[WRITTEN EXERCISE]: Track down each line that has the word "values" and copy it.
start MATERIAL SHOWN
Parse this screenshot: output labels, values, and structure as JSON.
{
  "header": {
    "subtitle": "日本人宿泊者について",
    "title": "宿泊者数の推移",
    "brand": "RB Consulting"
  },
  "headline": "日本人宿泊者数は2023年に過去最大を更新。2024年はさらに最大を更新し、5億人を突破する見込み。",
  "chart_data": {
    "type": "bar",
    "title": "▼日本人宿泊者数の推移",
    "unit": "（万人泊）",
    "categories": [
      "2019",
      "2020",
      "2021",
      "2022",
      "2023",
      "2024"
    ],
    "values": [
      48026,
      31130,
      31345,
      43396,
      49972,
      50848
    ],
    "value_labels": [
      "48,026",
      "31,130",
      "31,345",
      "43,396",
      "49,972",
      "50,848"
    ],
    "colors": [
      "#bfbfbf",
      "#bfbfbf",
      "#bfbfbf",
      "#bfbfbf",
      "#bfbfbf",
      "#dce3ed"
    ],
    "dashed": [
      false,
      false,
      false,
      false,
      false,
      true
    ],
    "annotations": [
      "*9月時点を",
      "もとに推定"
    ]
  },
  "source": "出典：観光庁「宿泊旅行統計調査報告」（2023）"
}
end MATERIAL SHOWN
start MATERIAL SHOWN
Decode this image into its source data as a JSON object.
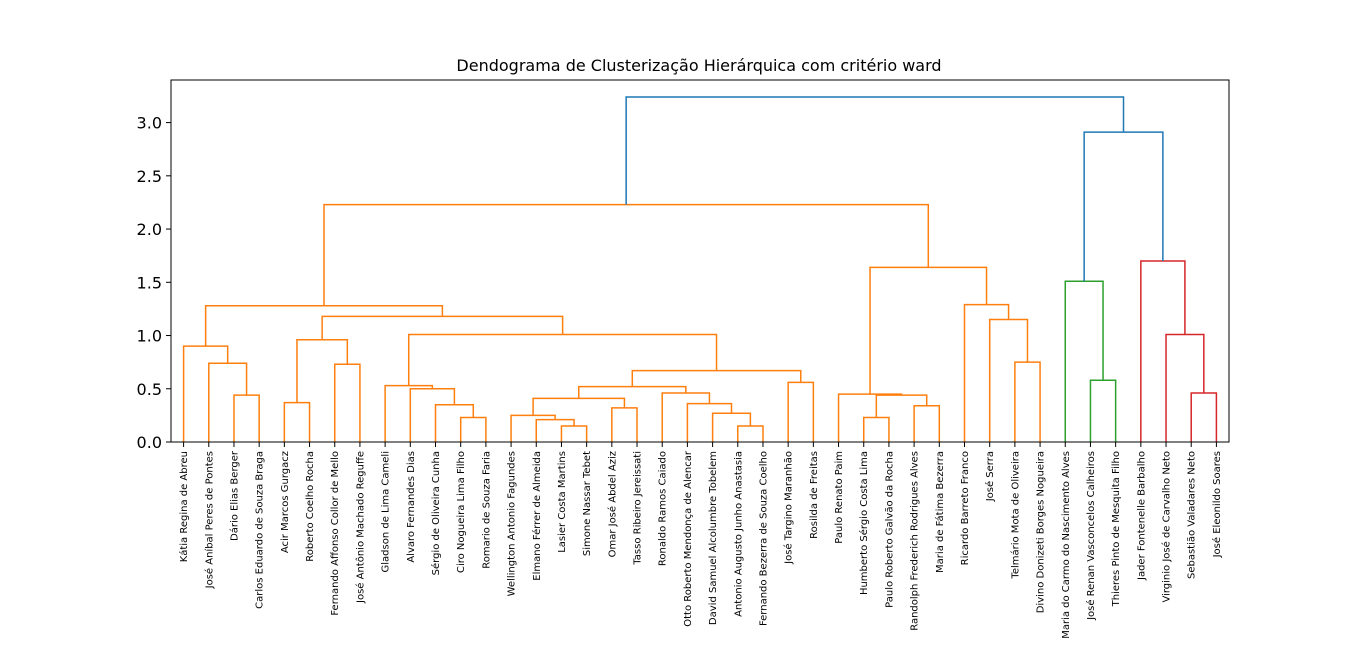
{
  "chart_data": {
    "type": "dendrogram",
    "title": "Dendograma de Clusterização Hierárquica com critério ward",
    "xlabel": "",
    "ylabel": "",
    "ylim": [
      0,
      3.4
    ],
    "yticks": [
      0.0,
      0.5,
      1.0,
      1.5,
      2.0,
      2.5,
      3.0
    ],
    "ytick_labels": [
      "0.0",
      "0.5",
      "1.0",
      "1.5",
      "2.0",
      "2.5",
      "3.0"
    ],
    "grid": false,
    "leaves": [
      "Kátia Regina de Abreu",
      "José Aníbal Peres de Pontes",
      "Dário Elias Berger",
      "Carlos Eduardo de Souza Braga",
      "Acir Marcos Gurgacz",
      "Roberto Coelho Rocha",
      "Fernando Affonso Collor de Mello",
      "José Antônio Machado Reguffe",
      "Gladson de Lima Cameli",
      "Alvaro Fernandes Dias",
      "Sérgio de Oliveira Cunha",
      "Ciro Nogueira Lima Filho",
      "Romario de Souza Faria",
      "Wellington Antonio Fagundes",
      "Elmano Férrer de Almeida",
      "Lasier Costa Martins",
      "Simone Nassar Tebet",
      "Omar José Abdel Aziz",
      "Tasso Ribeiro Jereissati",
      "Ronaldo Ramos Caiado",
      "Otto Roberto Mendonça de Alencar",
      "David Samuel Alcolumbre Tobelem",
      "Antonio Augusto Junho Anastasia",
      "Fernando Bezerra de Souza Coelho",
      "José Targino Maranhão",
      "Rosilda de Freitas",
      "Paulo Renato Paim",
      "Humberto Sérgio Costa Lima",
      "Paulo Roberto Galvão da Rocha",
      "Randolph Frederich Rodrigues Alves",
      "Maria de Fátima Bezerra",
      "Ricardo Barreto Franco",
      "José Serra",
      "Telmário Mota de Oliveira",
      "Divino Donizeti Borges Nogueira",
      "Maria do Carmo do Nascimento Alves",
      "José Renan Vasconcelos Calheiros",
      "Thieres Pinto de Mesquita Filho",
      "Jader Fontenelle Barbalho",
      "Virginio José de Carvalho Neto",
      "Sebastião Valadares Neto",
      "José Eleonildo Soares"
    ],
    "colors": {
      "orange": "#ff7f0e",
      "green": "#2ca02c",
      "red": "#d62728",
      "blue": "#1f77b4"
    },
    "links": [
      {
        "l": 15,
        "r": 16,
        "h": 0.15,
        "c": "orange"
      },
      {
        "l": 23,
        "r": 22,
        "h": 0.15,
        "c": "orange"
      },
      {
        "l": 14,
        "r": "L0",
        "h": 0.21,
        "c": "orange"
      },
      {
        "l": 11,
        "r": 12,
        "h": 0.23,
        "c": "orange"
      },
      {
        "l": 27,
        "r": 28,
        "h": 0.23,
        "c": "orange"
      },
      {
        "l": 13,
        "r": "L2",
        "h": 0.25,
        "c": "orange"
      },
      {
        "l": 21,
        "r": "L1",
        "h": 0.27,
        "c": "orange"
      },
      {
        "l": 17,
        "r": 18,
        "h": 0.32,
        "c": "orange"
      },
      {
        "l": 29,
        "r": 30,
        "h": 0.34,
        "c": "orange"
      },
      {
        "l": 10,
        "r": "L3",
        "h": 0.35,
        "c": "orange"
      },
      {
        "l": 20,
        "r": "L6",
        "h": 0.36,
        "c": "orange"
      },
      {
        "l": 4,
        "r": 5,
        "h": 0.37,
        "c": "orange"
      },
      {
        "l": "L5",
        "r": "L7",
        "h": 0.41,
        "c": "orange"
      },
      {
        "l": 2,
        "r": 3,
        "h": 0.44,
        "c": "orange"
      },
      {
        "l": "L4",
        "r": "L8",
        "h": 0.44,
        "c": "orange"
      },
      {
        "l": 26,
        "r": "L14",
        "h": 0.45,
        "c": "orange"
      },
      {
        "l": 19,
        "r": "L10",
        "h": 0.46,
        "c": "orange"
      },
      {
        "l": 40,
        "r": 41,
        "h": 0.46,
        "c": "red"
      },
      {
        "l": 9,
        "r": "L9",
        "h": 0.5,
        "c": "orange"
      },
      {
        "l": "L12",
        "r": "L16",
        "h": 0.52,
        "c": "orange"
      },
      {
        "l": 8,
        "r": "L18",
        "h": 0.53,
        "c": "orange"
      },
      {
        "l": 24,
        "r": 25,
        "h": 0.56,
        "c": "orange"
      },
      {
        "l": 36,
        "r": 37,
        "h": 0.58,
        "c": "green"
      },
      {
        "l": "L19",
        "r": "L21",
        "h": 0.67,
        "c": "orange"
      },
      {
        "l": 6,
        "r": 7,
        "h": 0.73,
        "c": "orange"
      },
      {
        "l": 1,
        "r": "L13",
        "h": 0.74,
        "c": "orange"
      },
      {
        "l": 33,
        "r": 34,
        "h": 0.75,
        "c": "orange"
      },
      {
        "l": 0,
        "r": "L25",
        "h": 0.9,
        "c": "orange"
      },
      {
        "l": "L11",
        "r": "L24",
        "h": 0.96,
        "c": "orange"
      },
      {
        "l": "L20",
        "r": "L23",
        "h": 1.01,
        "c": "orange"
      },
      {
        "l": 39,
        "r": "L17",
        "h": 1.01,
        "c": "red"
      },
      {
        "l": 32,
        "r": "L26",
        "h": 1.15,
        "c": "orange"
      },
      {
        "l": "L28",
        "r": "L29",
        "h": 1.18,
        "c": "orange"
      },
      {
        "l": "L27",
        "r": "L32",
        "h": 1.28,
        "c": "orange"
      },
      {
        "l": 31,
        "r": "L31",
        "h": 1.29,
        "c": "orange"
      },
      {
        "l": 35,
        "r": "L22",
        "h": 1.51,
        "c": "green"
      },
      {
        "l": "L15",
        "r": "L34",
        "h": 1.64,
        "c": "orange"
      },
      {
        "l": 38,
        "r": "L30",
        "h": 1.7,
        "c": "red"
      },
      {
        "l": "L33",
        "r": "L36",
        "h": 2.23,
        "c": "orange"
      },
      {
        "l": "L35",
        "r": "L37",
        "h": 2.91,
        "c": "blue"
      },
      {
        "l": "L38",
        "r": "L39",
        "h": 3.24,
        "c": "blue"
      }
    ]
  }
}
end MATERIAL SHOWN
[FULL SOLUTION]:
Parse this screenshot: output labels, values, and structure as JSON.
    "values": [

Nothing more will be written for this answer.